> _TASK PROMPT_: Extract all of the entries and give them again, word for word.

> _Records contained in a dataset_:
☆ ☆ ☆ ☆ ☆ ☆ ☆
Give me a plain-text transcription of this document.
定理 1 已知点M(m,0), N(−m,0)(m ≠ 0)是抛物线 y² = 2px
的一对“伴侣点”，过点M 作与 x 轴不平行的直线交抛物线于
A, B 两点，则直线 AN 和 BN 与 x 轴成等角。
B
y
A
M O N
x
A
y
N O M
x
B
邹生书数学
☆ ☆ ☆ ☆ ☆ ☆ ☆
> _OUTPUT FOR THIS EXERCISE_:
Give me a plain-text transcription of this document.
定理 1 已知点M(m,0), N(−m,0)(m ≠ 0)是抛物线 y² = 2px
的一对“伴侣点”，过点M 作与 x 轴不平行的直线交抛物线于
A, B 两点，则直线 AN 和 BN 与 x 轴成等角。
B
y
A
M O N
x
A
y
N O M
x
B
邹生书数学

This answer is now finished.